- **What you have to do**: Quote the entries that follow exactly, leaving none out.

------------------------------------------------

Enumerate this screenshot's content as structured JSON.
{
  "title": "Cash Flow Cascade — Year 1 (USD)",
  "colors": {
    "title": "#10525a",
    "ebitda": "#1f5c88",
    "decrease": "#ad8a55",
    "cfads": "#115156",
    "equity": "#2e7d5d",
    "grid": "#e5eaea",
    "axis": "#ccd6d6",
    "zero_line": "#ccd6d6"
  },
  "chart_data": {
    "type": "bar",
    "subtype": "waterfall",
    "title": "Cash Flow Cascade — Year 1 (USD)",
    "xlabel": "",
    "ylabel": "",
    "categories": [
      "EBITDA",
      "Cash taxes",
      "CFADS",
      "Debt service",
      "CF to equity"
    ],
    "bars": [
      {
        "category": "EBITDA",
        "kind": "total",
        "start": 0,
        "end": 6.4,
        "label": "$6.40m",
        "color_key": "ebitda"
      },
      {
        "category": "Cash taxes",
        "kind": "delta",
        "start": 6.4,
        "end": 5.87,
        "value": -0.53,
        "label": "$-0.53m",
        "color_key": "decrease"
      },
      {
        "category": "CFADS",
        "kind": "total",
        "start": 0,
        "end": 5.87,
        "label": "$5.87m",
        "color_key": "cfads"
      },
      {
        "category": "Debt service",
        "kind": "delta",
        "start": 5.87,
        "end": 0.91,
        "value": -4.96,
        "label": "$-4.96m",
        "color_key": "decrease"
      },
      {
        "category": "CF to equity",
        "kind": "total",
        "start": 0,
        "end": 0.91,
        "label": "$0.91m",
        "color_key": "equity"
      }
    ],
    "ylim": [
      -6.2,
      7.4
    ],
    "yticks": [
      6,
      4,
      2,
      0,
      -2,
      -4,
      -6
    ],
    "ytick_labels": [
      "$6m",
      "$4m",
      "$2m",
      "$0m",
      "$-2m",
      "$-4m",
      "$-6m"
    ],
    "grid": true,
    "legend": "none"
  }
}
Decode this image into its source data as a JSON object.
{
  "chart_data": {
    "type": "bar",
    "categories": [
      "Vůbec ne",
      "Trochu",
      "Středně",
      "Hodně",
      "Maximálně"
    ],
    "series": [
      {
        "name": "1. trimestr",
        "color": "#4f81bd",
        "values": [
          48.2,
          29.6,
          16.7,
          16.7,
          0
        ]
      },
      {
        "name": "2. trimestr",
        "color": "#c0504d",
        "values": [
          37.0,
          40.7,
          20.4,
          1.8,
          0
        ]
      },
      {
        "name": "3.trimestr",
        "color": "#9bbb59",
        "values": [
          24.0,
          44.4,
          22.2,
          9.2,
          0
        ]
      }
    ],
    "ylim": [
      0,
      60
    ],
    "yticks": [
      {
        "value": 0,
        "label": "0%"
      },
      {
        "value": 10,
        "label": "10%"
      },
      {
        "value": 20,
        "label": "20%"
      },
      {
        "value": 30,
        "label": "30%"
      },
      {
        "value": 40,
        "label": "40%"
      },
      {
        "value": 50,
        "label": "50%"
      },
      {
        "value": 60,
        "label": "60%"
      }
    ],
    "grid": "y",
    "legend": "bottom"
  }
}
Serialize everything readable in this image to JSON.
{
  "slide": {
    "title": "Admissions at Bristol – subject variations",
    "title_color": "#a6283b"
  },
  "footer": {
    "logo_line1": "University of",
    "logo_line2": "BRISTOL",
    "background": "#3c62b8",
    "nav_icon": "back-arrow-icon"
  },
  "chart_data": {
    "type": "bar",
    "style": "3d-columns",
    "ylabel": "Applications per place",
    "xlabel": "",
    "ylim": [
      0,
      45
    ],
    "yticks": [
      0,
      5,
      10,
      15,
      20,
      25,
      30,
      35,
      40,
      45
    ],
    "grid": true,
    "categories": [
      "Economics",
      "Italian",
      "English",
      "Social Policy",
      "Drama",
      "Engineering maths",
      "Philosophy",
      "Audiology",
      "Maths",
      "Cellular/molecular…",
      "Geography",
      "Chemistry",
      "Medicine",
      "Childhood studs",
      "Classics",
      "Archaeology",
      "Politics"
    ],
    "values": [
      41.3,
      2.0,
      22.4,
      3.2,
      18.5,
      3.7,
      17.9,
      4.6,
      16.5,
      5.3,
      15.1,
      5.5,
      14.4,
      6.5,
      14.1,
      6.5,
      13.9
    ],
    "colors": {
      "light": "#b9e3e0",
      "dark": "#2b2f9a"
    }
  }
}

------------------------------------------------

- **Expected output**:
Enumerate this screenshot's content as structured JSON.
{
  "title": "Cash Flow Cascade — Year 1 (USD)",
  "colors": {
    "title": "#10525a",
    "ebitda": "#1f5c88",
    "decrease": "#ad8a55",
    "cfads": "#115156",
    "equity": "#2e7d5d",
    "grid": "#e5eaea",
    "axis": "#ccd6d6",
    "zero_line": "#ccd6d6"
  },
  "chart_data": {
    "type": "bar",
    "subtype": "waterfall",
    "title": "Cash Flow Cascade — Year 1 (USD)",
    "xlabel": "",
    "ylabel": "",
    "categories": [
      "EBITDA",
      "Cash taxes",
      "CFADS",
      "Debt service",
      "CF to equity"
    ],
    "bars": [
      {
        "category": "EBITDA",
        "kind": "total",
        "start": 0,
        "end": 6.4,
        "label": "$6.40m",
        "color_key": "ebitda"
      },
      {
        "category": "Cash taxes",
        "kind": "delta",
        "start": 6.4,
        "end": 5.87,
        "value": -0.53,
        "label": "$-0.53m",
        "color_key": "decrease"
      },
      {
        "category": "CFADS",
        "kind": "total",
        "start": 0,
        "end": 5.87,
        "label": "$5.87m",
        "color_key": "cfads"
      },
      {
        "category": "Debt service",
        "kind": "delta",
        "start": 5.87,
        "end": 0.91,
        "value": -4.96,
        "label": "$-4.96m",
        "color_key": "decrease"
      },
      {
        "category": "CF to equity",
        "kind": "total",
        "start": 0,
        "end": 0.91,
        "label": "$0.91m",
        "color_key": "equity"
      }
    ],
    "ylim": [
      -6.2,
      7.4
    ],
    "yticks": [
      6,
      4,
      2,
      0,
      -2,
      -4,
      -6
    ],
    "ytick_labels": [
      "$6m",
      "$4m",
      "$2m",
      "$0m",
      "$-2m",
      "$-4m",
      "$-6m"
    ],
    "grid": true,
    "legend": "none"
  }
}
Decode this image into its source data as a JSON object.
{
  "chart_data": {
    "type": "bar",
    "categories": [
      "Vůbec ne",
      "Trochu",
      "Středně",
      "Hodně",
      "Maximálně"
    ],
    "series": [
      {
        "name": "1. trimestr",
        "color": "#4f81bd",
        "values": [
          48.2,
          29.6,
          16.7,
          16.7,
          0
        ]
      },
      {
        "name": "2. trimestr",
        "color": "#c0504d",
        "values": [
          37.0,
          40.7,
          20.4,
          1.8,
          0
        ]
      },
      {
        "name": "3.trimestr",
        "color": "#9bbb59",
        "values": [
          24.0,
          44.4,
          22.2,
          9.2,
          0
        ]
      }
    ],
    "ylim": [
      0,
      60
    ],
    "yticks": [
      {
        "value": 0,
        "label": "0%"
      },
      {
        "value": 10,
        "label": "10%"
      },
      {
        "value": 20,
        "label": "20%"
      },
      {
        "value": 30,
        "label": "30%"
      },
      {
        "value": 40,
        "label": "40%"
      },
      {
        "value": 50,
        "label": "50%"
      },
      {
        "value": 60,
        "label": "60%"
      }
    ],
    "grid": "y",
    "legend": "bottom"
  }
}
Serialize everything readable in this image to JSON.
{
  "slide": {
    "title": "Admissions at Bristol – subject variations",
    "title_color": "#a6283b"
  },
  "footer": {
    "logo_line1": "University of",
    "logo_line2": "BRISTOL",
    "background": "#3c62b8",
    "nav_icon": "back-arrow-icon"
  },
  "chart_data": {
    "type": "bar",
    "style": "3d-columns",
    "ylabel": "Applications per place",
    "xlabel": "",
    "ylim": [
      0,
      45
    ],
    "yticks": [
      0,
      5,
      10,
      15,
      20,
      25,
      30,
      35,
      40,
      45
    ],
    "grid": true,
    "categories": [
      "Economics",
      "Italian",
      "English",
      "Social Policy",
      "Drama",
      "Engineering maths",
      "Philosophy",
      "Audiology",
      "Maths",
      "Cellular/molecular…",
      "Geography",
      "Chemistry",
      "Medicine",
      "Childhood studs",
      "Classics",
      "Archaeology",
      "Politics"
    ],
    "values": [
      41.3,
      2.0,
      22.4,
      3.2,
      18.5,
      3.7,
      17.9,
      4.6,
      16.5,
      5.3,
      15.1,
      5.5,
      14.4,
      6.5,
      14.1,
      6.5,
      13.9
    ],
    "colors": {
      "light": "#b9e3e0",
      "dark": "#2b2f9a"
    }
  }
}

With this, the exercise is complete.